→ Objective
In full and without alteration, repeat the material.

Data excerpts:
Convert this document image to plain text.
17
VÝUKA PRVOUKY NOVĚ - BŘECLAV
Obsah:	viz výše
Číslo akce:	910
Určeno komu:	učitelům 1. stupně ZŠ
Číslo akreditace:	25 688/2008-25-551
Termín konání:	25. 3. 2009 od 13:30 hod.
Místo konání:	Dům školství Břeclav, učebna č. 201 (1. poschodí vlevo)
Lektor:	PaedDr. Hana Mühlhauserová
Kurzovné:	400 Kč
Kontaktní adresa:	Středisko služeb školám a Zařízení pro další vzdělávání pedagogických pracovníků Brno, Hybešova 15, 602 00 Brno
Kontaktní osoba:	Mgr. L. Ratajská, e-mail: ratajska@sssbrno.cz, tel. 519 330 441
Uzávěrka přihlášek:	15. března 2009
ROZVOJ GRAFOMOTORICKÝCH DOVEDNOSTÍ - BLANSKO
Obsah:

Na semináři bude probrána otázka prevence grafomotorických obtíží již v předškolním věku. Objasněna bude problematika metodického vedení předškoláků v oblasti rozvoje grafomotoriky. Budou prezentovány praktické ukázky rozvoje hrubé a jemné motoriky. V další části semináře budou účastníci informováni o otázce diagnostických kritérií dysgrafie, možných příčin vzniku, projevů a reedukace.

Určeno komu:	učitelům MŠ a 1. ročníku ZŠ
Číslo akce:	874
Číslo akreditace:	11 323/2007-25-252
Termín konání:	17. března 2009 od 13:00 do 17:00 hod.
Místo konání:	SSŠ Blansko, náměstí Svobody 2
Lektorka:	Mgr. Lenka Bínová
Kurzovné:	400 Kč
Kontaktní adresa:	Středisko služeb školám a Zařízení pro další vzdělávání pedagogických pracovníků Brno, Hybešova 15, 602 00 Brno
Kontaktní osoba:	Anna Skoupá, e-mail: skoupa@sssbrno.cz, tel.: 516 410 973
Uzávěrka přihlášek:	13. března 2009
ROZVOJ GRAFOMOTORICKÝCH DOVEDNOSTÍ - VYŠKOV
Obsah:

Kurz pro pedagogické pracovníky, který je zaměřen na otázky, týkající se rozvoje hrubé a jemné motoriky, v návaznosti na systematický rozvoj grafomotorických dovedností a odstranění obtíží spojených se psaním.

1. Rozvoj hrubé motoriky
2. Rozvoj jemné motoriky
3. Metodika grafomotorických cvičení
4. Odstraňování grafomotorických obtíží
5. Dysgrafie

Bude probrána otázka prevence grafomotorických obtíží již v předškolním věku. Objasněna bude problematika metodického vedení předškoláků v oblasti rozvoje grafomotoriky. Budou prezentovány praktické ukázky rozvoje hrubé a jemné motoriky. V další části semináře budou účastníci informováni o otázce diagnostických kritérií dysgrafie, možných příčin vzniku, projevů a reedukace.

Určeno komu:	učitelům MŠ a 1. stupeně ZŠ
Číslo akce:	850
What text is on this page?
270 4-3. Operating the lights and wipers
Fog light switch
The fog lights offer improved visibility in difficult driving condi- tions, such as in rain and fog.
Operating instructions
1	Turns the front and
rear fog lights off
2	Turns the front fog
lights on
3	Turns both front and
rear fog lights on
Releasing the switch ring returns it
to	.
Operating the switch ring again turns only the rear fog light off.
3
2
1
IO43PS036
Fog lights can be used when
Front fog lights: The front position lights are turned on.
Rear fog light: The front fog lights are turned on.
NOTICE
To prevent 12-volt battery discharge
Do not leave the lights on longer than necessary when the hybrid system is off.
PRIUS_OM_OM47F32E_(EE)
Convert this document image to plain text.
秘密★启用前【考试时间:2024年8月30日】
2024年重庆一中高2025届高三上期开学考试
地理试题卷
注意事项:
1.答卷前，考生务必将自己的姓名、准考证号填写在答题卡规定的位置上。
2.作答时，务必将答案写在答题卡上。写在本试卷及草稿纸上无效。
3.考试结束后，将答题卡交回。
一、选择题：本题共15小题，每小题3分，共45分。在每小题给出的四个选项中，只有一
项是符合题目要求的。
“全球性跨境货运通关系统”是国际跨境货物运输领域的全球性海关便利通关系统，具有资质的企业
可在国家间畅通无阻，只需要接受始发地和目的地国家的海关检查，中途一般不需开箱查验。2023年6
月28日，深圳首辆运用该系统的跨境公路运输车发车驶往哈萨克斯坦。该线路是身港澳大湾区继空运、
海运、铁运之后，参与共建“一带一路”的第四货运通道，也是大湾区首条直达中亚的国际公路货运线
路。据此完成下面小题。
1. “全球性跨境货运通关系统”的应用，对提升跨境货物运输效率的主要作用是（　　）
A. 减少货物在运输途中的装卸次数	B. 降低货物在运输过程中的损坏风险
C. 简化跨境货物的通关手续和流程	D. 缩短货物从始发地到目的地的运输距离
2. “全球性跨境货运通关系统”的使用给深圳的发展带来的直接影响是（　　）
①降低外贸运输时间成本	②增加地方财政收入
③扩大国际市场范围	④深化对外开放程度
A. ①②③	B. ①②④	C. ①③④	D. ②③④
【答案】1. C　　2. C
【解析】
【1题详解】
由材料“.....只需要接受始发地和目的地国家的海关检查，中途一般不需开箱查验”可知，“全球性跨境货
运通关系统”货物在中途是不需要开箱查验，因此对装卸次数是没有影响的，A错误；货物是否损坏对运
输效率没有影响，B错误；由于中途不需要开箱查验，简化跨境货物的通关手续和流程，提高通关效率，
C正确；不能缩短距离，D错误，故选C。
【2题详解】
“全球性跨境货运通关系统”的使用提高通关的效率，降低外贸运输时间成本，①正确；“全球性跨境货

→ The output
Convert this document image to plain text.
17
VÝUKA PRVOUKY NOVĚ - BŘECLAV
Obsah:	viz výše
Číslo akce:	910
Určeno komu:	učitelům 1. stupně ZŠ
Číslo akreditace:	25 688/2008-25-551
Termín konání:	25. 3. 2009 od 13:30 hod.
Místo konání:	Dům školství Břeclav, učebna č. 201 (1. poschodí vlevo)
Lektor:	PaedDr. Hana Mühlhauserová
Kurzovné:	400 Kč
Kontaktní adresa:	Středisko služeb školám a Zařízení pro další vzdělávání pedagogických pracovníků Brno, Hybešova 15, 602 00 Brno
Kontaktní osoba:	Mgr. L. Ratajská, e-mail: ratajska@sssbrno.cz, tel. 519 330 441
Uzávěrka přihlášek:	15. března 2009
ROZVOJ GRAFOMOTORICKÝCH DOVEDNOSTÍ - BLANSKO
Obsah:

Na semináři bude probrána otázka prevence grafomotorických obtíží již v předškolním věku. Objasněna bude problematika metodického vedení předškoláků v oblasti rozvoje grafomotoriky. Budou prezentovány praktické ukázky rozvoje hrubé a jemné motoriky. V další části semináře budou účastníci informováni o otázce diagnostických kritérií dysgrafie, možných příčin vzniku, projevů a reedukace.

Určeno komu:	učitelům MŠ a 1. ročníku ZŠ
Číslo akce:	874
Číslo akreditace:	11 323/2007-25-252
Termín konání:	17. března 2009 od 13:00 do 17:00 hod.
Místo konání:	SSŠ Blansko, náměstí Svobody 2
Lektorka:	Mgr. Lenka Bínová
Kurzovné:	400 Kč
Kontaktní adresa:	Středisko služeb školám a Zařízení pro další vzdělávání pedagogických pracovníků Brno, Hybešova 15, 602 00 Brno
Kontaktní osoba:	Anna Skoupá, e-mail: skoupa@sssbrno.cz, tel.: 516 410 973
Uzávěrka přihlášek:	13. března 2009
ROZVOJ GRAFOMOTORICKÝCH DOVEDNOSTÍ - VYŠKOV
Obsah:

Kurz pro pedagogické pracovníky, který je zaměřen na otázky, týkající se rozvoje hrubé a jemné motoriky, v návaznosti na systematický rozvoj grafomotorických dovedností a odstranění obtíží spojených se psaním.

1. Rozvoj hrubé motoriky
2. Rozvoj jemné motoriky
3. Metodika grafomotorických cvičení
4. Odstraňování grafomotorických obtíží
5. Dysgrafie

Bude probrána otázka prevence grafomotorických obtíží již v předškolním věku. Objasněna bude problematika metodického vedení předškoláků v oblasti rozvoje grafomotoriky. Budou prezentovány praktické ukázky rozvoje hrubé a jemné motoriky. V další části semináře budou účastníci informováni o otázce diagnostických kritérií dysgrafie, možných příčin vzniku, projevů a reedukace.

Určeno komu:	učitelům MŠ a 1. stupeně ZŠ
Číslo akce:	850
What text is on this page?
270 4-3. Operating the lights and wipers
Fog light switch
The fog lights offer improved visibility in difficult driving condi- tions, such as in rain and fog.
Operating instructions
1	Turns the front and
rear fog lights off
2	Turns the front fog
lights on
3	Turns both front and
rear fog lights on
Releasing the switch ring returns it
to	.
Operating the switch ring again turns only the rear fog light off.
3
2
1
IO43PS036
Fog lights can be used when
Front fog lights: The front position lights are turned on.
Rear fog light: The front fog lights are turned on.
NOTICE
To prevent 12-volt battery discharge
Do not leave the lights on longer than necessary when the hybrid system is off.
PRIUS_OM_OM47F32E_(EE)
Convert this document image to plain text.
秘密★启用前【考试时间:2024年8月30日】
2024年重庆一中高2025届高三上期开学考试
地理试题卷
注意事项:
1.答卷前，考生务必将自己的姓名、准考证号填写在答题卡规定的位置上。
2.作答时，务必将答案写在答题卡上。写在本试卷及草稿纸上无效。
3.考试结束后，将答题卡交回。
一、选择题：本题共15小题，每小题3分，共45分。在每小题给出的四个选项中，只有一
项是符合题目要求的。
“全球性跨境货运通关系统”是国际跨境货物运输领域的全球性海关便利通关系统，具有资质的企业
可在国家间畅通无阻，只需要接受始发地和目的地国家的海关检查，中途一般不需开箱查验。2023年6
月28日，深圳首辆运用该系统的跨境公路运输车发车驶往哈萨克斯坦。该线路是身港澳大湾区继空运、
海运、铁运之后，参与共建“一带一路”的第四货运通道，也是大湾区首条直达中亚的国际公路货运线
路。据此完成下面小题。
1. “全球性跨境货运通关系统”的应用，对提升跨境货物运输效率的主要作用是（　　）
A. 减少货物在运输途中的装卸次数	B. 降低货物在运输过程中的损坏风险
C. 简化跨境货物的通关手续和流程	D. 缩短货物从始发地到目的地的运输距离
2. “全球性跨境货运通关系统”的使用给深圳的发展带来的直接影响是（　　）
①降低外贸运输时间成本	②增加地方财政收入
③扩大国际市场范围	④深化对外开放程度
A. ①②③	B. ①②④	C. ①③④	D. ②③④
【答案】1. C　　2. C
【解析】
【1题详解】
由材料“.....只需要接受始发地和目的地国家的海关检查，中途一般不需开箱查验”可知，“全球性跨境货
运通关系统”货物在中途是不需要开箱查验，因此对装卸次数是没有影响的，A错误；货物是否损坏对运
输效率没有影响，B错误；由于中途不需要开箱查验，简化跨境货物的通关手续和流程，提高通关效率，
C正确；不能缩短距离，D错误，故选C。
【2题详解】
“全球性跨境货运通关系统”的使用提高通关的效率，降低外贸运输时间成本，①正确；“全球性跨境货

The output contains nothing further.